-- Exercise task --
Send back the entries below exactly as they appear.

··· Record set

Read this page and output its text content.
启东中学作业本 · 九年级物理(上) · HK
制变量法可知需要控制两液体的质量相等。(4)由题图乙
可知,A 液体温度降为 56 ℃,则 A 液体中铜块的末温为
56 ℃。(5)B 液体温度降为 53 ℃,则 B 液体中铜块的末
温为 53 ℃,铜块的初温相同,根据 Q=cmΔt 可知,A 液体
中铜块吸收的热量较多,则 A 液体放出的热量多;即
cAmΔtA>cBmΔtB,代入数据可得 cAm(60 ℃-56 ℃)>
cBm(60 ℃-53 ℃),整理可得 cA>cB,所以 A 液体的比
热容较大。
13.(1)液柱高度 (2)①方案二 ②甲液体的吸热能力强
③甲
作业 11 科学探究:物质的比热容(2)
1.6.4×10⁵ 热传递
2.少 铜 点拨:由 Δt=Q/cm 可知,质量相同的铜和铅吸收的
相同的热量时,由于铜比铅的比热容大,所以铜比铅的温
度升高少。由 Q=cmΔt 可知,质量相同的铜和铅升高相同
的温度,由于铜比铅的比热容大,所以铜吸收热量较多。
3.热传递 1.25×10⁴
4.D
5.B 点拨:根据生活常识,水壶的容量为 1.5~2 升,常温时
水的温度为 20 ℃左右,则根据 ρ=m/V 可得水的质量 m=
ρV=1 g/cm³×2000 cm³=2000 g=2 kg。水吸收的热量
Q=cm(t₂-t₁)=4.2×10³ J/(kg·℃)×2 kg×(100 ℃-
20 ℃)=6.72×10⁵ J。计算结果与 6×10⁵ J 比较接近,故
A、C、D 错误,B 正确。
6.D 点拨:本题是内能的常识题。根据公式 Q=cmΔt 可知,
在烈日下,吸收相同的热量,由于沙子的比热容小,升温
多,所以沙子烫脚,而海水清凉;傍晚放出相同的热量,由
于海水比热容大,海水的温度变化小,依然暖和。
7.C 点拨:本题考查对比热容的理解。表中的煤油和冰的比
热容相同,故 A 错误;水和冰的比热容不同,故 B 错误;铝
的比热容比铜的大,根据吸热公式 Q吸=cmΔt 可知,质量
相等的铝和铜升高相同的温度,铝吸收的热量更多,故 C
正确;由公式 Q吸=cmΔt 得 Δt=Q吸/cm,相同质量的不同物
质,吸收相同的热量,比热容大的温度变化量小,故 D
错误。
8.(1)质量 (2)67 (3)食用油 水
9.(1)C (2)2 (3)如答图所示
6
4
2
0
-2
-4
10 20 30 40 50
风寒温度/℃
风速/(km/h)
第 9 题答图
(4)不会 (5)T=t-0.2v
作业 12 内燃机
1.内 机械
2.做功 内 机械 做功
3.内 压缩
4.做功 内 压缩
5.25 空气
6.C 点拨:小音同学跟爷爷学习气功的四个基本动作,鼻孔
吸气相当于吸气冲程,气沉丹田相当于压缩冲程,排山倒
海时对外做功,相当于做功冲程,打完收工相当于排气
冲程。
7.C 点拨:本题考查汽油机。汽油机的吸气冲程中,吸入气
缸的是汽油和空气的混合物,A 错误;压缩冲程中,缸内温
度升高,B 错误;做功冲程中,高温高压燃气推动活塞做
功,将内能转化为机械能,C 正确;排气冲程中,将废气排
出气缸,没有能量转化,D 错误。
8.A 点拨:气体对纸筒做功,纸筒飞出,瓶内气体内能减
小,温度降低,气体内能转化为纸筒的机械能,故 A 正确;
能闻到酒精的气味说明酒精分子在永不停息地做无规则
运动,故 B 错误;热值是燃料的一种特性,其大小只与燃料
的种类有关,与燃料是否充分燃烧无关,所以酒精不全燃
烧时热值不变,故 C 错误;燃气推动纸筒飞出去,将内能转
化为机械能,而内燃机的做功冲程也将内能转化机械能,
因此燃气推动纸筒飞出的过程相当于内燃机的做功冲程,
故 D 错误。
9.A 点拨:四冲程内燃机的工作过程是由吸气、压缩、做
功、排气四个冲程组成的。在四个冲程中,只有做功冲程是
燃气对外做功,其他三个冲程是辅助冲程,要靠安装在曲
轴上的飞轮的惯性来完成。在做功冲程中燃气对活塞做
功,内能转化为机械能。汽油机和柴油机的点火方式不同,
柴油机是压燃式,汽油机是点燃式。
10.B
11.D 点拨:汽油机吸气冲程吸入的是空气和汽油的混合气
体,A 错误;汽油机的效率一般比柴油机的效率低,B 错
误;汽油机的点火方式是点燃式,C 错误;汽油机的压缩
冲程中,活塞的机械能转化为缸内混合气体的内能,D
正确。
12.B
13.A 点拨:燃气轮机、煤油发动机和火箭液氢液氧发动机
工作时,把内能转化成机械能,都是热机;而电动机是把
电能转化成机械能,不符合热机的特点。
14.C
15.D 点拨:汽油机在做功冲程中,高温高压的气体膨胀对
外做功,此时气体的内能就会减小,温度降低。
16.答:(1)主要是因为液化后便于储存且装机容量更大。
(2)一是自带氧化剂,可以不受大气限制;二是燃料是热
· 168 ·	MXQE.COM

······

-- Output of the exercise --
Read this page and output its text content.
启东中学作业本 · 九年级物理(上) · HK
制变量法可知需要控制两液体的质量相等。(4)由题图乙
可知,A 液体温度降为 56 ℃,则 A 液体中铜块的末温为
56 ℃。(5)B 液体温度降为 53 ℃,则 B 液体中铜块的末
温为 53 ℃,铜块的初温相同,根据 Q=cmΔt 可知,A 液体
中铜块吸收的热量较多,则 A 液体放出的热量多;即
cAmΔtA>cBmΔtB,代入数据可得 cAm(60 ℃-56 ℃)>
cBm(60 ℃-53 ℃),整理可得 cA>cB,所以 A 液体的比
热容较大。
13.(1)液柱高度 (2)①方案二 ②甲液体的吸热能力强
③甲
作业 11 科学探究:物质的比热容(2)
1.6.4×10⁵ 热传递
2.少 铜 点拨:由 Δt=Q/cm 可知,质量相同的铜和铅吸收的
相同的热量时,由于铜比铅的比热容大,所以铜比铅的温
度升高少。由 Q=cmΔt 可知,质量相同的铜和铅升高相同
的温度,由于铜比铅的比热容大,所以铜吸收热量较多。
3.热传递 1.25×10⁴
4.D
5.B 点拨:根据生活常识,水壶的容量为 1.5~2 升,常温时
水的温度为 20 ℃左右,则根据 ρ=m/V 可得水的质量 m=
ρV=1 g/cm³×2000 cm³=2000 g=2 kg。水吸收的热量
Q=cm(t₂-t₁)=4.2×10³ J/(kg·℃)×2 kg×(100 ℃-
20 ℃)=6.72×10⁵ J。计算结果与 6×10⁵ J 比较接近,故
A、C、D 错误,B 正确。
6.D 点拨:本题是内能的常识题。根据公式 Q=cmΔt 可知,
在烈日下,吸收相同的热量,由于沙子的比热容小,升温
多,所以沙子烫脚,而海水清凉;傍晚放出相同的热量,由
于海水比热容大,海水的温度变化小,依然暖和。
7.C 点拨:本题考查对比热容的理解。表中的煤油和冰的比
热容相同,故 A 错误;水和冰的比热容不同,故 B 错误;铝
的比热容比铜的大,根据吸热公式 Q吸=cmΔt 可知,质量
相等的铝和铜升高相同的温度,铝吸收的热量更多,故 C
正确;由公式 Q吸=cmΔt 得 Δt=Q吸/cm,相同质量的不同物
质,吸收相同的热量,比热容大的温度变化量小,故 D
错误。
8.(1)质量 (2)67 (3)食用油 水
9.(1)C (2)2 (3)如答图所示
6
4
2
0
-2
-4
10 20 30 40 50
风寒温度/℃
风速/(km/h)
第 9 题答图
(4)不会 (5)T=t-0.2v
作业 12 内燃机
1.内 机械
2.做功 内 机械 做功
3.内 压缩
4.做功 内 压缩
5.25 空气
6.C 点拨:小音同学跟爷爷学习气功的四个基本动作,鼻孔
吸气相当于吸气冲程,气沉丹田相当于压缩冲程,排山倒
海时对外做功,相当于做功冲程,打完收工相当于排气
冲程。
7.C 点拨:本题考查汽油机。汽油机的吸气冲程中,吸入气
缸的是汽油和空气的混合物,A 错误;压缩冲程中,缸内温
度升高,B 错误;做功冲程中,高温高压燃气推动活塞做
功,将内能转化为机械能,C 正确;排气冲程中,将废气排
出气缸,没有能量转化,D 错误。
8.A 点拨:气体对纸筒做功,纸筒飞出,瓶内气体内能减
小,温度降低,气体内能转化为纸筒的机械能,故 A 正确;
能闻到酒精的气味说明酒精分子在永不停息地做无规则
运动,故 B 错误;热值是燃料的一种特性,其大小只与燃料
的种类有关,与燃料是否充分燃烧无关,所以酒精不全燃
烧时热值不变,故 C 错误;燃气推动纸筒飞出去,将内能转
化为机械能,而内燃机的做功冲程也将内能转化机械能,
因此燃气推动纸筒飞出的过程相当于内燃机的做功冲程,
故 D 错误。
9.A 点拨:四冲程内燃机的工作过程是由吸气、压缩、做
功、排气四个冲程组成的。在四个冲程中,只有做功冲程是
燃气对外做功,其他三个冲程是辅助冲程,要靠安装在曲
轴上的飞轮的惯性来完成。在做功冲程中燃气对活塞做
功,内能转化为机械能。汽油机和柴油机的点火方式不同,
柴油机是压燃式,汽油机是点燃式。
10.B
11.D 点拨:汽油机吸气冲程吸入的是空气和汽油的混合气
体,A 错误;汽油机的效率一般比柴油机的效率低,B 错
误;汽油机的点火方式是点燃式,C 错误;汽油机的压缩
冲程中,活塞的机械能转化为缸内混合气体的内能,D
正确。
12.B
13.A 点拨:燃气轮机、煤油发动机和火箭液氢液氧发动机
工作时,把内能转化成机械能,都是热机;而电动机是把
电能转化成机械能,不符合热机的特点。
14.C
15.D 点拨:汽油机在做功冲程中,高温高压的气体膨胀对
外做功,此时气体的内能就会减小,温度降低。
16.答:(1)主要是因为液化后便于储存且装机容量更大。
(2)一是自带氧化剂,可以不受大气限制;二是燃料是热
· 168 ·	MXQE.COM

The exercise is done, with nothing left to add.